→ EXTRACTED DATA:
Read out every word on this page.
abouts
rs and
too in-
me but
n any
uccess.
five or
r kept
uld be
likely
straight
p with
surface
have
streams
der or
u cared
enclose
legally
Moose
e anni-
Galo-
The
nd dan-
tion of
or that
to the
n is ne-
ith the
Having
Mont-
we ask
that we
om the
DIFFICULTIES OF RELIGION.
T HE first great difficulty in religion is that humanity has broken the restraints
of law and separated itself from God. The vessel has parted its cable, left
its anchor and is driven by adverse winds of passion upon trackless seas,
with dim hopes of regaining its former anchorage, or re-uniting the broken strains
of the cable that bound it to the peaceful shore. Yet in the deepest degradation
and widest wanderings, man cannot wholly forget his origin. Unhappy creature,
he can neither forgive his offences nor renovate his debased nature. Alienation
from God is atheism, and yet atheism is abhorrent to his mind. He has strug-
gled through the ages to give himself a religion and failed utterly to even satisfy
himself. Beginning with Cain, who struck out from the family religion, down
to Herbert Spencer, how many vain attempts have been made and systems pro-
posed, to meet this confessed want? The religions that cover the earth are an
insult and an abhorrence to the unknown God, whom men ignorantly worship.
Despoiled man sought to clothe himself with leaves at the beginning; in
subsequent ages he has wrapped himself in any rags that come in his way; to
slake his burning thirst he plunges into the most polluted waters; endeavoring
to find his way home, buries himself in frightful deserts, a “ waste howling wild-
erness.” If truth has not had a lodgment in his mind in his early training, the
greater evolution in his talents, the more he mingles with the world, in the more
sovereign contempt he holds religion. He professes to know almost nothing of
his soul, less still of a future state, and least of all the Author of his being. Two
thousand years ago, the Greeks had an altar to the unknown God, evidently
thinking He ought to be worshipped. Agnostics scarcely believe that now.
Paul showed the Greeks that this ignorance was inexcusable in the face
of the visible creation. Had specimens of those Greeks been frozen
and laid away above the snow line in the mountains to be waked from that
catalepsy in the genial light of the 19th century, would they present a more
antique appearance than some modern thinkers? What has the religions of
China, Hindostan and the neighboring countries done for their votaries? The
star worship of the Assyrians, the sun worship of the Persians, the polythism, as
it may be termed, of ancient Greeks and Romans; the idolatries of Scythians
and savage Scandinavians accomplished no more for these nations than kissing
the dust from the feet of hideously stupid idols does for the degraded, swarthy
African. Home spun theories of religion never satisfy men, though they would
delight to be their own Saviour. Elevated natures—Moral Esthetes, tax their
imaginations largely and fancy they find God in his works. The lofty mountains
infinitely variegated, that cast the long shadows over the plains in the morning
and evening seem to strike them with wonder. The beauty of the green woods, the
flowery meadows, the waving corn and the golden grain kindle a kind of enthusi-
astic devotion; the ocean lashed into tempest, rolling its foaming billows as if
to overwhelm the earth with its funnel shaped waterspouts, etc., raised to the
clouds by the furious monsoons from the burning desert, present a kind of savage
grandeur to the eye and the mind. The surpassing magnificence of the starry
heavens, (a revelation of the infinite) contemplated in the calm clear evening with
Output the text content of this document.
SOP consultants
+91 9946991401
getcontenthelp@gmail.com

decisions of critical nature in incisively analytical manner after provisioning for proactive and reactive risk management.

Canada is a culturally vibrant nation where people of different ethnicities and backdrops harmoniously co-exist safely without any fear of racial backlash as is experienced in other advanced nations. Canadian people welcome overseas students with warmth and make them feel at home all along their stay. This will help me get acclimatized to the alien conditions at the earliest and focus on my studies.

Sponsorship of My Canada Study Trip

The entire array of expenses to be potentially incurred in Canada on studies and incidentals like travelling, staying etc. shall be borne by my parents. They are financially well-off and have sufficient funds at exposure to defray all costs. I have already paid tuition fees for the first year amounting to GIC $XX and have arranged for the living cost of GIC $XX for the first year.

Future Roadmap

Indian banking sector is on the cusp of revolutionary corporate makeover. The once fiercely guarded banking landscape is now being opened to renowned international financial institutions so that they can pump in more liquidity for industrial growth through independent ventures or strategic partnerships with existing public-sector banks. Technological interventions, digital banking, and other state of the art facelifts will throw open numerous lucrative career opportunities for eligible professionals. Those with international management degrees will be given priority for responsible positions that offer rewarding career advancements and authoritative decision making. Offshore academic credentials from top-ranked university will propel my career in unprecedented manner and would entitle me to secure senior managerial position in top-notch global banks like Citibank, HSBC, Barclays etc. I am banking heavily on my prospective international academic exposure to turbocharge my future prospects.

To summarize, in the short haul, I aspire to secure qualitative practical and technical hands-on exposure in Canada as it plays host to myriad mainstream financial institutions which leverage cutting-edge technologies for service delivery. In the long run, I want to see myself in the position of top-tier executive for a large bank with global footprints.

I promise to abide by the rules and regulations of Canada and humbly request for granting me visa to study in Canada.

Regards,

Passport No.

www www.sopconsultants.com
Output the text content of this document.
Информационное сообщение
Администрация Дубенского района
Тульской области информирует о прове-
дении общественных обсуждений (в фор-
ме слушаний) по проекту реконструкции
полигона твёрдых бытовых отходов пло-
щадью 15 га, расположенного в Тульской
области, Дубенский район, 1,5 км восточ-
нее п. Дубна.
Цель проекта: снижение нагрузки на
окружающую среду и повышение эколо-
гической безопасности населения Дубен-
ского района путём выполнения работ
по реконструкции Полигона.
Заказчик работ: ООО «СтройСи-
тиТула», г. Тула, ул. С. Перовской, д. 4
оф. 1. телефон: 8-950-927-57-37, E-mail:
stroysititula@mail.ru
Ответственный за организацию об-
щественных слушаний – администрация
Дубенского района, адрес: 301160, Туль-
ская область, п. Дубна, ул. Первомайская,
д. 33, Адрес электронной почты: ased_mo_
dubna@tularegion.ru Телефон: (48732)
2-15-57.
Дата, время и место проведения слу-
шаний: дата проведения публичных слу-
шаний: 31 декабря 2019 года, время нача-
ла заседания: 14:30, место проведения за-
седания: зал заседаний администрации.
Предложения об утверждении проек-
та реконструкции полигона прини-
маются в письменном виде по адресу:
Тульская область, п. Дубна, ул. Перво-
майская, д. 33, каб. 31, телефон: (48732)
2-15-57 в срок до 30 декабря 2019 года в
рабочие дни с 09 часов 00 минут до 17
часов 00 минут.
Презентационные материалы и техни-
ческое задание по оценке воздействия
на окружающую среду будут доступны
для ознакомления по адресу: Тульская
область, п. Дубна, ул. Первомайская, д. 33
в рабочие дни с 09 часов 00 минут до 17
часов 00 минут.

→ WRITTEN TASK: In the records, locate each line holding the string "проведения" and copy it.

→ COMPLETED TASK:
Дата, время и место проведения слу-
шаний: дата проведения публичных слу-
ла заседания: 14:30, место проведения за-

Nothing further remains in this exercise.